*Prompt:*
Go through the records and give each one again exactly.

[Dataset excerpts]
[START]

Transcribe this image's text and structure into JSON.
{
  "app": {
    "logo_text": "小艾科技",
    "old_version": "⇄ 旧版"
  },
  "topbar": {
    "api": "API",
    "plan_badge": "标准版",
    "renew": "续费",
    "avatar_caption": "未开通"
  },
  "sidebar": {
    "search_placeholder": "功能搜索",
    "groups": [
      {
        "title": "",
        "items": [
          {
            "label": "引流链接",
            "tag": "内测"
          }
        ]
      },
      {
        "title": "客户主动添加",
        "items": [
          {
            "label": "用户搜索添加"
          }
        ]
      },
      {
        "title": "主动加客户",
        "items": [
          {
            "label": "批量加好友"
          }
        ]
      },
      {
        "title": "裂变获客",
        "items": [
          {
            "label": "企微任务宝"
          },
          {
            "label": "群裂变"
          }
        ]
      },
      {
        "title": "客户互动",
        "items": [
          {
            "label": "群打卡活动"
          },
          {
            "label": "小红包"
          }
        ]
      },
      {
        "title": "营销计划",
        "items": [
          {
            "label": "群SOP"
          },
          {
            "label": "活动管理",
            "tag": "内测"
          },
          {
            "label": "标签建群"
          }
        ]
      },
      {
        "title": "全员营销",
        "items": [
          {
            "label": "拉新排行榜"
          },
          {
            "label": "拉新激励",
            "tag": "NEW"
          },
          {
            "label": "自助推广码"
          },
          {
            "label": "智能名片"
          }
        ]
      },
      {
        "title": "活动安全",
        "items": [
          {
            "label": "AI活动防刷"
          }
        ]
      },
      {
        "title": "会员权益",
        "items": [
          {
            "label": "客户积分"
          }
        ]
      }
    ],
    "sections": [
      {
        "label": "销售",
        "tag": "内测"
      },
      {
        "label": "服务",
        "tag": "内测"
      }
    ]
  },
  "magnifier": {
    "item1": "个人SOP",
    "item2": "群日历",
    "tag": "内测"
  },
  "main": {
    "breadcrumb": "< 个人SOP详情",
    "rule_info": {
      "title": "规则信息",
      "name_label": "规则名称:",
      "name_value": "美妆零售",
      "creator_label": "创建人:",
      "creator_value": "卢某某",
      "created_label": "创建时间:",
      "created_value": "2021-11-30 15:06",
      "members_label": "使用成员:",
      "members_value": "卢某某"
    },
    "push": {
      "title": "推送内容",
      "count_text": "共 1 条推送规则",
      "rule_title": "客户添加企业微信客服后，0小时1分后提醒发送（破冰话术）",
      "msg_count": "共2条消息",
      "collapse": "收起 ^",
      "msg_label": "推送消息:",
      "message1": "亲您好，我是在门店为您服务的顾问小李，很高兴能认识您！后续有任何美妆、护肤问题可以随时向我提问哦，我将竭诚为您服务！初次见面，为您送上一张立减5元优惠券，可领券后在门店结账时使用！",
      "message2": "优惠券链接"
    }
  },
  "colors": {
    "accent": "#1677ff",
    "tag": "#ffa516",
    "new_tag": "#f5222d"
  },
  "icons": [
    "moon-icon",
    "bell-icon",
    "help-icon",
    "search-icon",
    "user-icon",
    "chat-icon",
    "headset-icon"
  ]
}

[END]

*The completed task:*
Transcribe this image's text and structure into JSON.
{
  "app": {
    "logo_text": "小艾科技",
    "old_version": "⇄ 旧版"
  },
  "topbar": {
    "api": "API",
    "plan_badge": "标准版",
    "renew": "续费",
    "avatar_caption": "未开通"
  },
  "sidebar": {
    "search_placeholder": "功能搜索",
    "groups": [
      {
        "title": "",
        "items": [
          {
            "label": "引流链接",
            "tag": "内测"
          }
        ]
      },
      {
        "title": "客户主动添加",
        "items": [
          {
            "label": "用户搜索添加"
          }
        ]
      },
      {
        "title": "主动加客户",
        "items": [
          {
            "label": "批量加好友"
          }
        ]
      },
      {
        "title": "裂变获客",
        "items": [
          {
            "label": "企微任务宝"
          },
          {
            "label": "群裂变"
          }
        ]
      },
      {
        "title": "客户互动",
        "items": [
          {
            "label": "群打卡活动"
          },
          {
            "label": "小红包"
          }
        ]
      },
      {
        "title": "营销计划",
        "items": [
          {
            "label": "群SOP"
          },
          {
            "label": "活动管理",
            "tag": "内测"
          },
          {
            "label": "标签建群"
          }
        ]
      },
      {
        "title": "全员营销",
        "items": [
          {
            "label": "拉新排行榜"
          },
          {
            "label": "拉新激励",
            "tag": "NEW"
          },
          {
            "label": "自助推广码"
          },
          {
            "label": "智能名片"
          }
        ]
      },
      {
        "title": "活动安全",
        "items": [
          {
            "label": "AI活动防刷"
          }
        ]
      },
      {
        "title": "会员权益",
        "items": [
          {
            "label": "客户积分"
          }
        ]
      }
    ],
    "sections": [
      {
        "label": "销售",
        "tag": "内测"
      },
      {
        "label": "服务",
        "tag": "内测"
      }
    ]
  },
  "magnifier": {
    "item1": "个人SOP",
    "item2": "群日历",
    "tag": "内测"
  },
  "main": {
    "breadcrumb": "< 个人SOP详情",
    "rule_info": {
      "title": "规则信息",
      "name_label": "规则名称:",
      "name_value": "美妆零售",
      "creator_label": "创建人:",
      "creator_value": "卢某某",
      "created_label": "创建时间:",
      "created_value": "2021-11-30 15:06",
      "members_label": "使用成员:",
      "members_value": "卢某某"
    },
    "push": {
      "title": "推送内容",
      "count_text": "共 1 条推送规则",
      "rule_title": "客户添加企业微信客服后，0小时1分后提醒发送（破冰话术）",
      "msg_count": "共2条消息",
      "collapse": "收起 ^",
      "msg_label": "推送消息:",
      "message1": "亲您好，我是在门店为您服务的顾问小李，很高兴能认识您！后续有任何美妆、护肤问题可以随时向我提问哦，我将竭诚为您服务！初次见面，为您送上一张立减5元优惠券，可领券后在门店结账时使用！",
      "message2": "优惠券链接"
    }
  },
  "colors": {
    "accent": "#1677ff",
    "tag": "#ffa516",
    "new_tag": "#f5222d"
  },
  "icons": [
    "moon-icon",
    "bell-icon",
    "help-icon",
    "search-icon",
    "user-icon",
    "chat-icon",
    "headset-icon"
  ]
}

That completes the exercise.